## BEGIN

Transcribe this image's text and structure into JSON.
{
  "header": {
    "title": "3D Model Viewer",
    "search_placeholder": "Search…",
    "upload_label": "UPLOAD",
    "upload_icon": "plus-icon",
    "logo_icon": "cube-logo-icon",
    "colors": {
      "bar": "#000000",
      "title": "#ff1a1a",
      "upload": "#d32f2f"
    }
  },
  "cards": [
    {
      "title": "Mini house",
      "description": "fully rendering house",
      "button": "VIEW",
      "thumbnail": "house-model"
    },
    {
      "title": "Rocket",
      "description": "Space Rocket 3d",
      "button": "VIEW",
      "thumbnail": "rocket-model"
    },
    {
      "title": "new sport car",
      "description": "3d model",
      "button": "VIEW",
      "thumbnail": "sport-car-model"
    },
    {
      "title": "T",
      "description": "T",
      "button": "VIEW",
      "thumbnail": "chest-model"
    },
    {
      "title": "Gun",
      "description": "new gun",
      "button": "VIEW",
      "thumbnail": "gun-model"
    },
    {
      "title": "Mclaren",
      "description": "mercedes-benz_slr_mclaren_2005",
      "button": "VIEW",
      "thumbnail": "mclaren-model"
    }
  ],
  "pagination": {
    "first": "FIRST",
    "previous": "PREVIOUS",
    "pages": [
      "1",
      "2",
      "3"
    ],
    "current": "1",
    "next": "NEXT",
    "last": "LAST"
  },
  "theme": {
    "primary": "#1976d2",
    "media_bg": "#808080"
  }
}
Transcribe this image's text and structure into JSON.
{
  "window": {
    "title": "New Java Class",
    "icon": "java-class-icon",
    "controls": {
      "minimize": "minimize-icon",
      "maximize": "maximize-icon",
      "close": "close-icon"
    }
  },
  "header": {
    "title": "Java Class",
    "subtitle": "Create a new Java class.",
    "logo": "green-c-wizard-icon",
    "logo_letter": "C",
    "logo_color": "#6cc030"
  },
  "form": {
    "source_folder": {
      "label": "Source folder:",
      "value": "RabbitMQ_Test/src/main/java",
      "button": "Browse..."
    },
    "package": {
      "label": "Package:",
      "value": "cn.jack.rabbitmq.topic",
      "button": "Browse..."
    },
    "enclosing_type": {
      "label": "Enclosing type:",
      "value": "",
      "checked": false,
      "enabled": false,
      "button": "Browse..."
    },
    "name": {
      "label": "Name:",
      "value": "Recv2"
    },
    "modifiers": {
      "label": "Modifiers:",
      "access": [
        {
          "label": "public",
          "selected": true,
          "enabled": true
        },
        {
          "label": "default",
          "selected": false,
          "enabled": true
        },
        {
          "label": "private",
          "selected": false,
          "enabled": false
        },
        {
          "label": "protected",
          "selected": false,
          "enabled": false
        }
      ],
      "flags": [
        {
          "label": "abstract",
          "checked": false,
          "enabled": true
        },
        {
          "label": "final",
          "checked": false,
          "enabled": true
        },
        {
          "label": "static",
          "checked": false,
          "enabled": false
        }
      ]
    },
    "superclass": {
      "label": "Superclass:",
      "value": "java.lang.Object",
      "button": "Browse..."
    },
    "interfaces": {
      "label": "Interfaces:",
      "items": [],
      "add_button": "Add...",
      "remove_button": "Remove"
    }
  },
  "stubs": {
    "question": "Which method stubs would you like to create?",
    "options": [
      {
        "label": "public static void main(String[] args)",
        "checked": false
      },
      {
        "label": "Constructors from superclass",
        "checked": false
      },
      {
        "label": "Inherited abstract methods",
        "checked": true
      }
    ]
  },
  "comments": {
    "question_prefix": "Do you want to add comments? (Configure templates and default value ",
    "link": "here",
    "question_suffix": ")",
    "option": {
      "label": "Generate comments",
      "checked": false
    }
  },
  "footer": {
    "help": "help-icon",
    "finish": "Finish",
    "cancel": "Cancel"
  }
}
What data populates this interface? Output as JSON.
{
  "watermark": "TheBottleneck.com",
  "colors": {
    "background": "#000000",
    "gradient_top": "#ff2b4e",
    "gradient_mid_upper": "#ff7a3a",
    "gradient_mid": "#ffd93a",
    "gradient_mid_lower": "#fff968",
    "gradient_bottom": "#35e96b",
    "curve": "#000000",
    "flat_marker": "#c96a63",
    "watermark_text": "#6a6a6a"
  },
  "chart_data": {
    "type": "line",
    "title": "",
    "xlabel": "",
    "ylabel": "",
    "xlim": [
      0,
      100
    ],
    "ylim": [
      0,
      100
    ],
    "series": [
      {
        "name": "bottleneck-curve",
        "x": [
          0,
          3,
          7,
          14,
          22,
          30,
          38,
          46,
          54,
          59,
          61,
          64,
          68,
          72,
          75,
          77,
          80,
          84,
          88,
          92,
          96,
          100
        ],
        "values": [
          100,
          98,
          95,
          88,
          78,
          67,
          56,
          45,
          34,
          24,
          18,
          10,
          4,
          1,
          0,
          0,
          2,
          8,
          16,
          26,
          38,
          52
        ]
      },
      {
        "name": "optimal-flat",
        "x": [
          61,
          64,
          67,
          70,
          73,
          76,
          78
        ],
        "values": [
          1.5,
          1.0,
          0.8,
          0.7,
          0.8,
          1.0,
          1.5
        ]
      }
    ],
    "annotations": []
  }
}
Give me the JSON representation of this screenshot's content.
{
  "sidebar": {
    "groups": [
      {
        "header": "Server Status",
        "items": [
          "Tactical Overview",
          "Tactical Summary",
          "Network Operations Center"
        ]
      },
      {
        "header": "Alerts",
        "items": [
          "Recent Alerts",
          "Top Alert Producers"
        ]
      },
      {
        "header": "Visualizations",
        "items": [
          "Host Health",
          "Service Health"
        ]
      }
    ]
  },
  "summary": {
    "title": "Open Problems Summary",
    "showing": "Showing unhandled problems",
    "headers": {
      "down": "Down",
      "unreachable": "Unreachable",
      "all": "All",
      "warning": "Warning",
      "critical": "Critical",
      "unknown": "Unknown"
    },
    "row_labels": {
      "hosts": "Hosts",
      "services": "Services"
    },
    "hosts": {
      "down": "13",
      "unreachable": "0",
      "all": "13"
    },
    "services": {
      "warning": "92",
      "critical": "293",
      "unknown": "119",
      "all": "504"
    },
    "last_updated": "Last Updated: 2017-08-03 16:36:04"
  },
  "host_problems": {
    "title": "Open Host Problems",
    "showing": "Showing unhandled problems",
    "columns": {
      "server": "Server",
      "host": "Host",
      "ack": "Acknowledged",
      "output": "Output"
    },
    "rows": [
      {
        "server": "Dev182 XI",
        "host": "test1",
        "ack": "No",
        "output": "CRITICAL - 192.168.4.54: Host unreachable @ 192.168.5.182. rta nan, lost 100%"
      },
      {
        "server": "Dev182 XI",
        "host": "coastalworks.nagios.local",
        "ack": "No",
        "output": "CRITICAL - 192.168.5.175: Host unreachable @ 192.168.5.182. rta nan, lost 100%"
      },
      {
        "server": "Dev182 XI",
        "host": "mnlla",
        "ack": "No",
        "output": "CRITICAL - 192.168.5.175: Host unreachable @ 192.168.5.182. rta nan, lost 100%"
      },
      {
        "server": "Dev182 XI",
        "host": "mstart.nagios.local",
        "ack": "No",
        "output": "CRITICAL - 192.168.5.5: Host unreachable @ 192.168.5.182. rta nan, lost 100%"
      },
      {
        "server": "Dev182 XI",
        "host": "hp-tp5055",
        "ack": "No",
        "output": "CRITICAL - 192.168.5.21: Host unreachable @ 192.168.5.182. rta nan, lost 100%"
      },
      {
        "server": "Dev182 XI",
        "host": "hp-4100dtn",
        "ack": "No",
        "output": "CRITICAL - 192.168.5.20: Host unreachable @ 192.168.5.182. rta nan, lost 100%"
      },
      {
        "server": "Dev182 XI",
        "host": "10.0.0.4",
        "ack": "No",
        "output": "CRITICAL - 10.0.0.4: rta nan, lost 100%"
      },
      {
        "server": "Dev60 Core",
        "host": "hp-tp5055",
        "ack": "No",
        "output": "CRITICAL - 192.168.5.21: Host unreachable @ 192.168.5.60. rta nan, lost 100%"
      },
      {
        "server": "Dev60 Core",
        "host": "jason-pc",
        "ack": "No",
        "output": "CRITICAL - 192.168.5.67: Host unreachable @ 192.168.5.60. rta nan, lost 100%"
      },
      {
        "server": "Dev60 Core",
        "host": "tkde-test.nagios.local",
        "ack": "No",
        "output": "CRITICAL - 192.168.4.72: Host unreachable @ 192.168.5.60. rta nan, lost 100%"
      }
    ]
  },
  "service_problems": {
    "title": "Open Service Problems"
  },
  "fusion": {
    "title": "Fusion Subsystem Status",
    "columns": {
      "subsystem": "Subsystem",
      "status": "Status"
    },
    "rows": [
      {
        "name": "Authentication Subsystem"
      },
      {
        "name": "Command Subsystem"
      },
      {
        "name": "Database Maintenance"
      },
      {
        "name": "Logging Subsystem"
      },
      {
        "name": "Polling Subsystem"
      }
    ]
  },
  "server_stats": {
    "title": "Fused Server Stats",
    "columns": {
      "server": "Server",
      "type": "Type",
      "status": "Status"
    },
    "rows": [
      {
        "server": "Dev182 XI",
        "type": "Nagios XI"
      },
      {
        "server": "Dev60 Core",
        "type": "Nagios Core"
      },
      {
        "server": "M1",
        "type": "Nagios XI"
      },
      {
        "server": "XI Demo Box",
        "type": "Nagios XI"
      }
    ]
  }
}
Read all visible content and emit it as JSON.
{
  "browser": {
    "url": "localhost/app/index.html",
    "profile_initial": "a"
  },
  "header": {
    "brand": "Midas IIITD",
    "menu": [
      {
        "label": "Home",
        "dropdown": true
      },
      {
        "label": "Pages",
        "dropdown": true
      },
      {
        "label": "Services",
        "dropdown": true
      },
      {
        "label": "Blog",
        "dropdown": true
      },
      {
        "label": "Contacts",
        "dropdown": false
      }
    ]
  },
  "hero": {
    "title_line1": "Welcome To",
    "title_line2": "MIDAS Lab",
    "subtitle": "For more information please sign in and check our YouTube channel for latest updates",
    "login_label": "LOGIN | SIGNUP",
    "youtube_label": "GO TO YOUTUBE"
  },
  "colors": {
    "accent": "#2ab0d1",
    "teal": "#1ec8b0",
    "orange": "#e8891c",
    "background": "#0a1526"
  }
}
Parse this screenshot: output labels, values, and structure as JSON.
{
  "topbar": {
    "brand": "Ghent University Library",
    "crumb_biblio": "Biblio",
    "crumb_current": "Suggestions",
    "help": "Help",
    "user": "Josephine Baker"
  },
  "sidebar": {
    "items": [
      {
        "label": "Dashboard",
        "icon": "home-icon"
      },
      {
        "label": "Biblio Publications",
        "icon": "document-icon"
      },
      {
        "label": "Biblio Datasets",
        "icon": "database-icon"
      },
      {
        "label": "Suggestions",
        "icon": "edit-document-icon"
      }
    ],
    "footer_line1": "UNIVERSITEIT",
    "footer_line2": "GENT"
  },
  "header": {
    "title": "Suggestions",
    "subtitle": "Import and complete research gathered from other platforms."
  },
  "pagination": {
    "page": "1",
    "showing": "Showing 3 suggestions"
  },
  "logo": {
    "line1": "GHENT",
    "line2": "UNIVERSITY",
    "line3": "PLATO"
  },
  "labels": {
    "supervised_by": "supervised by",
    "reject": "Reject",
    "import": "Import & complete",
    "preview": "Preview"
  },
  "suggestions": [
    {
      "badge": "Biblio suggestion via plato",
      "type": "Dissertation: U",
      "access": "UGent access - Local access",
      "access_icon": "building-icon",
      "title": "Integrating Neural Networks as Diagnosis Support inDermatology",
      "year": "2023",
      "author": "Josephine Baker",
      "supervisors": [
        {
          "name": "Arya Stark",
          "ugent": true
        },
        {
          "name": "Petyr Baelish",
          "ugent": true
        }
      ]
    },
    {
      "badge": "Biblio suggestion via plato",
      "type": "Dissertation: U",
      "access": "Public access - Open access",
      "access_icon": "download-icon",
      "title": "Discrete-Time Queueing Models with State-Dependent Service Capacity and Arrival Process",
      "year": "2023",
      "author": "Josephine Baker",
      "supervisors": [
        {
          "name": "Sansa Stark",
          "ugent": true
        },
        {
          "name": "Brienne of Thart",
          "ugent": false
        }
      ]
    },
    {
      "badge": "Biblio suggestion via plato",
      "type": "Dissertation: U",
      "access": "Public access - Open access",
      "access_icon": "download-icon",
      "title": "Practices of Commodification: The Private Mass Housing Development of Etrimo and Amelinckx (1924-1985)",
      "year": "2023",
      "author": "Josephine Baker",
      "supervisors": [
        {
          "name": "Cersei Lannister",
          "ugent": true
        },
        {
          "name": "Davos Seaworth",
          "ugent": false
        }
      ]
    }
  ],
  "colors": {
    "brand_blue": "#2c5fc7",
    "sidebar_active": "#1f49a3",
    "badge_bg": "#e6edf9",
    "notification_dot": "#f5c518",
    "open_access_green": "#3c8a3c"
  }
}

## END

▶ [Problem statement]
Copy every line from the records above that contains the word "stubs".

▶ [Written answer]
  "stubs": {
    "question": "Which method stubs would you like to create?",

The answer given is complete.